> TASK DIRECTIONS: Give every line from the entries that contains "improvement".

(Data extracted from a collection)
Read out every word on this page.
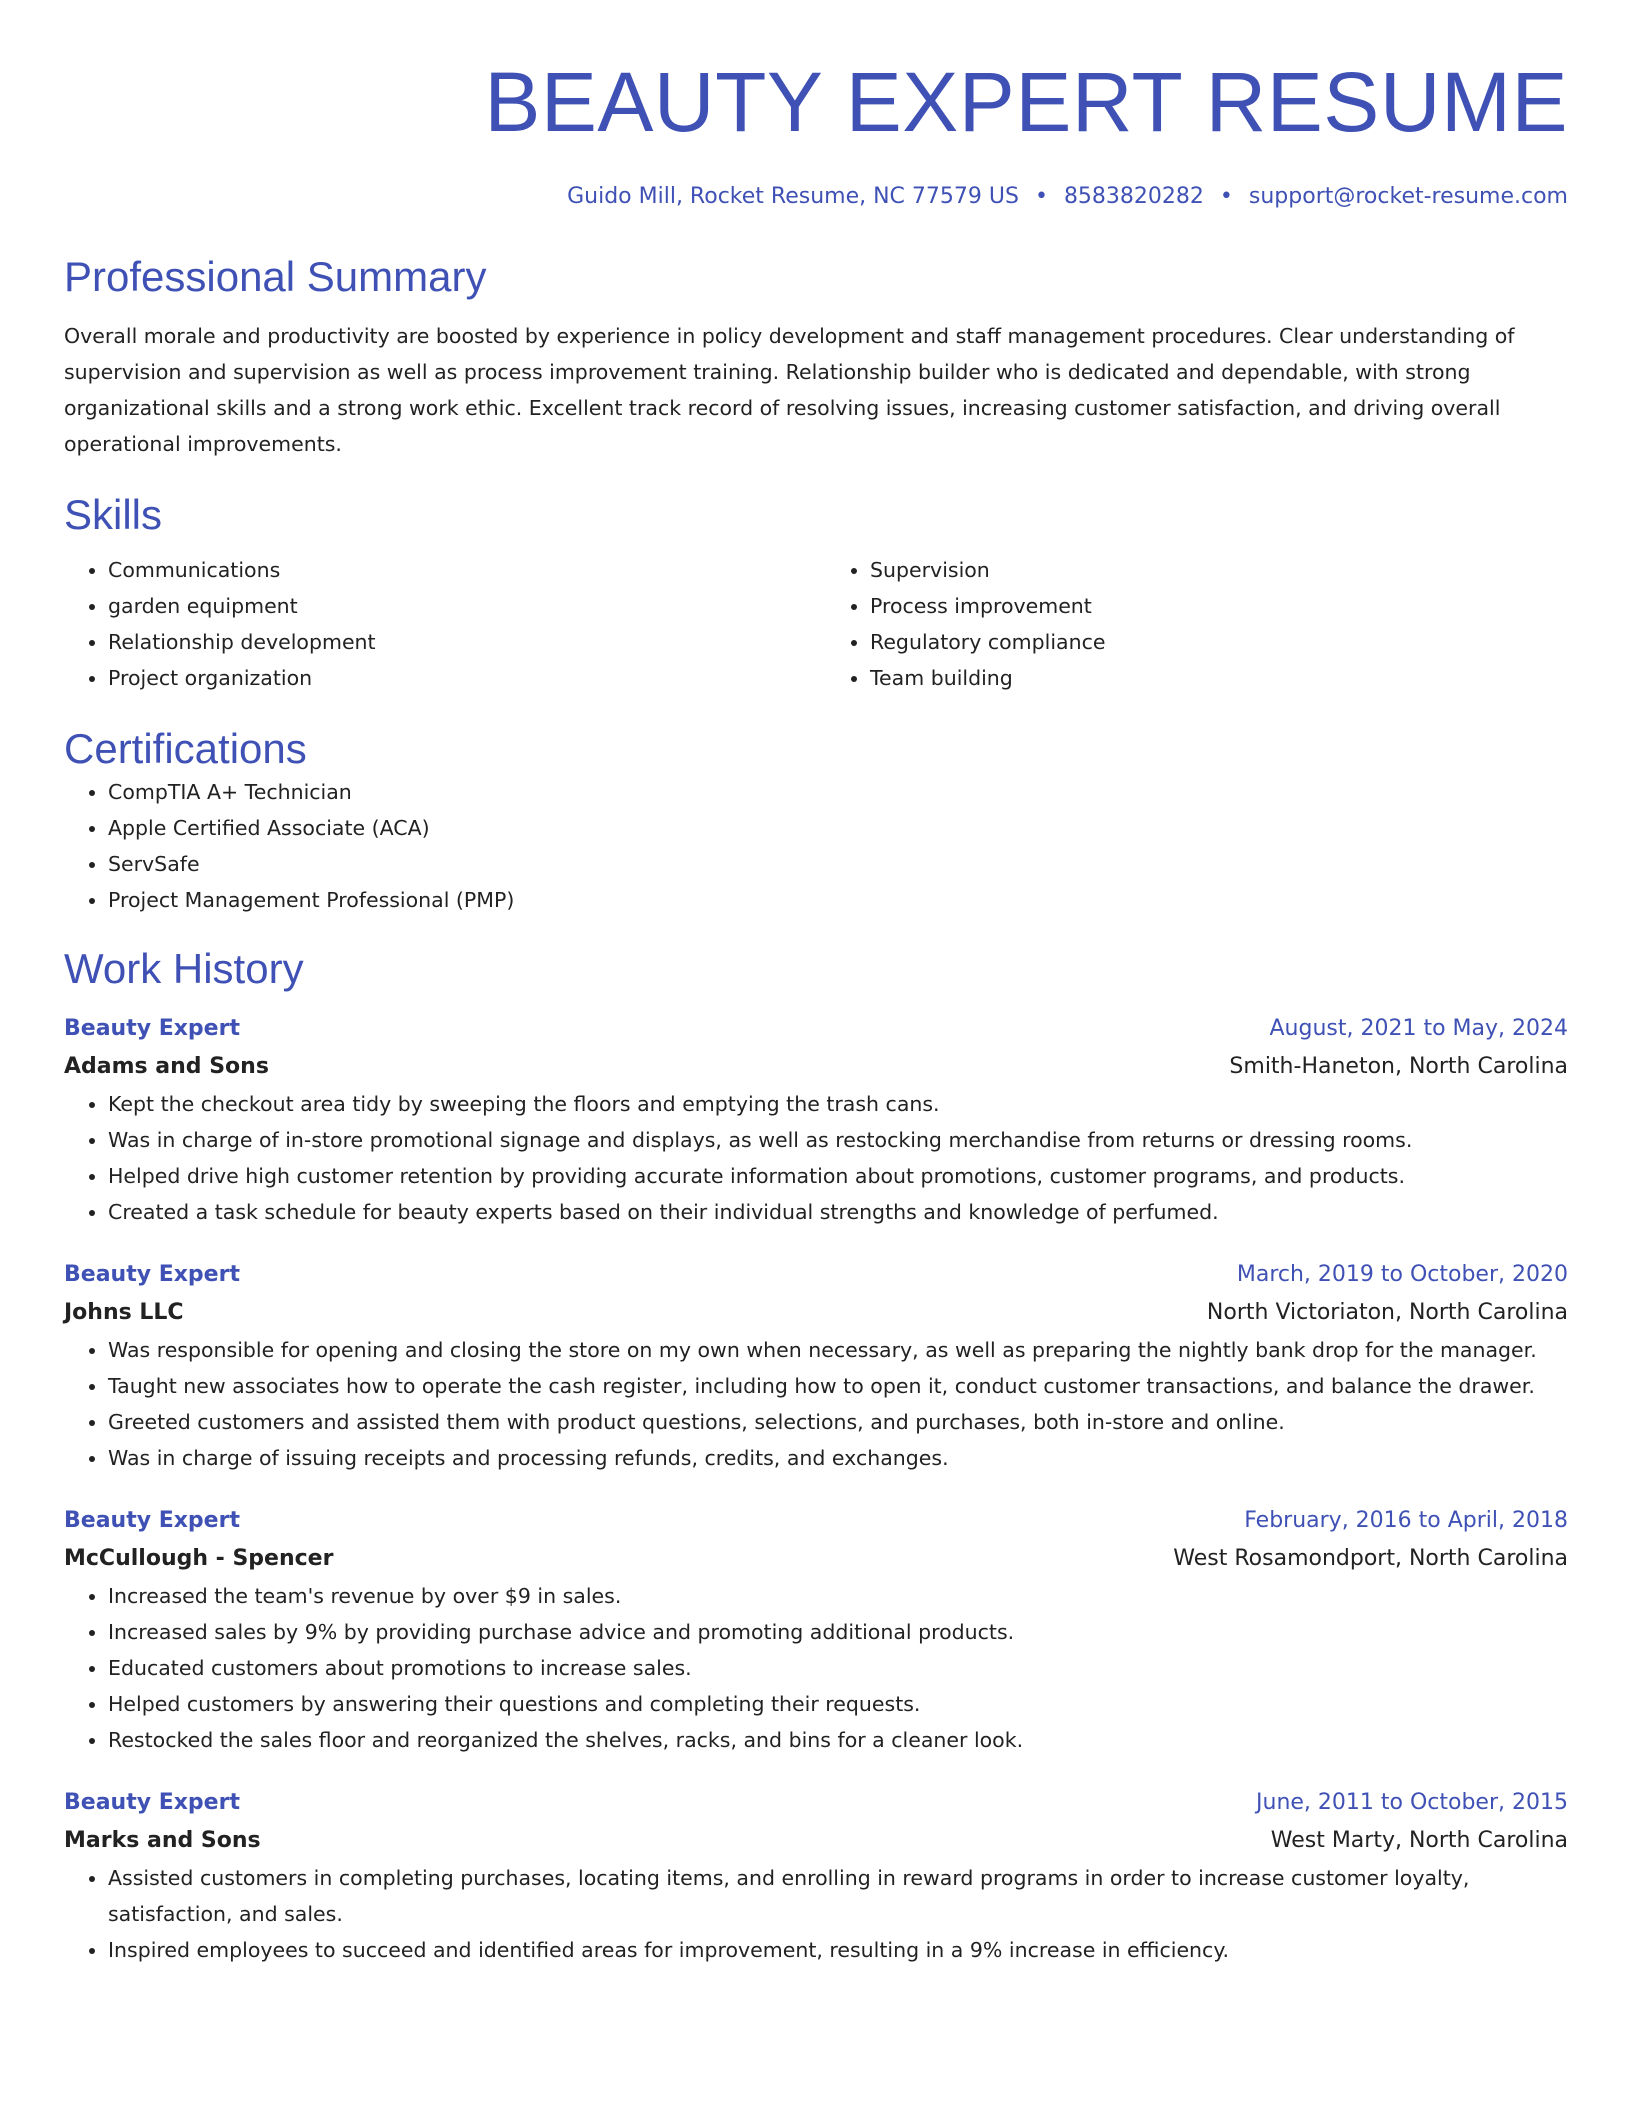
BEAUTY EXPERT RESUME
Guido Mill, Rocket Resume, NC 77579 US • 8583820282 • support@rocket-resume.com
Professional Summary

Overall morale and productivity are boosted by experience in policy development and staff management procedures. Clear understanding of supervision and supervision as well as process improvement training. Relationship builder who is dedicated and dependable, with strong organizational skills and a strong work ethic. Excellent track record of resolving issues, increasing customer satisfaction, and driving overall operational improvements.

Skills
• Communications
• garden equipment
• Relationship development
• Project organization
• Supervision
• Process improvement
• Regulatory compliance
• Team building
Certifications
• CompTIA A+ Technician
• Apple Certified Associate (ACA)
• ServSafe
• Project Management Professional (PMP)
Work History
Beauty Expert	August, 2021 to May, 2024
Adams and Sons	Smith-Haneton, North Carolina
• Kept the checkout area tidy by sweeping the floors and emptying the trash cans.
• Was in charge of in-store promotional signage and displays, as well as restocking merchandise from returns or dressing rooms.
• Helped drive high customer retention by providing accurate information about promotions, customer programs, and products.
• Created a task schedule for beauty experts based on their individual strengths and knowledge of perfumed.
Beauty Expert	March, 2019 to October, 2020
Johns LLC	North Victoriaton, North Carolina
• Was responsible for opening and closing the store on my own when necessary, as well as preparing the nightly bank drop for the manager.
• Taught new associates how to operate the cash register, including how to open it, conduct customer transactions, and balance the drawer.
• Greeted customers and assisted them with product questions, selections, and purchases, both in-store and online.
• Was in charge of issuing receipts and processing refunds, credits, and exchanges.
Beauty Expert	February, 2016 to April, 2018
McCullough - Spencer	West Rosamondport, North Carolina
• Increased the team's revenue by over $9 in sales.
• Increased sales by 9% by providing purchase advice and promoting additional products.
• Educated customers about promotions to increase sales.
• Helped customers by answering their questions and completing their requests.
• Restocked the sales floor and reorganized the shelves, racks, and bins for a cleaner look.
Beauty Expert	June, 2011 to October, 2015
Marks and Sons	West Marty, North Carolina
• Assisted customers in completing purchases, locating items, and enrolling in reward programs in order to increase customer loyalty, satisfaction, and sales.
• Inspired employees to succeed and identified areas for improvement, resulting in a 9% increase in efficiency.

> FINAL ANSWER:
Overall morale and productivity are boosted by experience in policy development and staff management procedures. Clear understanding of supervision and supervision as well as process improvement training. Relationship builder who is dedicated and dependable, with strong organizational skills and a strong work ethic. Excellent track record of resolving issues, increasing customer satisfaction, and driving overall operational improvements.
• Process improvement
• Inspired employees to succeed and identified areas for improvement, resulting in a 9% increase in efficiency.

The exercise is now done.